#### PROMPT:
Your task is to filter the data below down to the lines holding "scientist".

**** LISTED ENTRIES

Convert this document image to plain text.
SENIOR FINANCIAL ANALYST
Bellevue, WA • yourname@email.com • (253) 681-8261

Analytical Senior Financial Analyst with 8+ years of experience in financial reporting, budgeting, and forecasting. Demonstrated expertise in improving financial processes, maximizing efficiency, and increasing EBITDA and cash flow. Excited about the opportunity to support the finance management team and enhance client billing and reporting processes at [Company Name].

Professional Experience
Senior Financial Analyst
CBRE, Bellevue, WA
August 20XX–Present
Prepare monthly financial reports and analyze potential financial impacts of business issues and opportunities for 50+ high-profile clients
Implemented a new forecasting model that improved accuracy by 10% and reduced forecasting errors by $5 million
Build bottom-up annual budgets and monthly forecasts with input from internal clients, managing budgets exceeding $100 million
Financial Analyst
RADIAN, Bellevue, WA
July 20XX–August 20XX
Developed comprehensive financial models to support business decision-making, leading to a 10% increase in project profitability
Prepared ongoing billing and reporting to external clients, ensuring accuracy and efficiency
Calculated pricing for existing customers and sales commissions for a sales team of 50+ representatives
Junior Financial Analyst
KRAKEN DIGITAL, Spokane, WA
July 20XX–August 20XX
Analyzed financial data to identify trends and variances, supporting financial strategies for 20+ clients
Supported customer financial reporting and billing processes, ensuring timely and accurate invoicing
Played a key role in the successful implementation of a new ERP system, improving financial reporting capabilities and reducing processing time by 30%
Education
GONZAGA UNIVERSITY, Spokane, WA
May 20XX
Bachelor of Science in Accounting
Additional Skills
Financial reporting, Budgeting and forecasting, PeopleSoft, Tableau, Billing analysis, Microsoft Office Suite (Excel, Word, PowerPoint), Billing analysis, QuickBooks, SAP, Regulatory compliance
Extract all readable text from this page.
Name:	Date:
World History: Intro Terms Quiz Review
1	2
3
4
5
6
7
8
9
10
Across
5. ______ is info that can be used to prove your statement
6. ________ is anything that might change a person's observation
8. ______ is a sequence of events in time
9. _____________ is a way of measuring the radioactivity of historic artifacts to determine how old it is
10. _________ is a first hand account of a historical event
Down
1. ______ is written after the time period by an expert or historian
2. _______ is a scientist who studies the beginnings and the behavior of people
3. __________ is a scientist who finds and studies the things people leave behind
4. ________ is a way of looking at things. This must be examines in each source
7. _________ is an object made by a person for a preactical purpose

********

#### RESPONSE TO THE EXERCISE:
2. _______ is a scientist who studies the beginnings and the behavior of people
3. __________ is a scientist who finds and studies the things people leave behind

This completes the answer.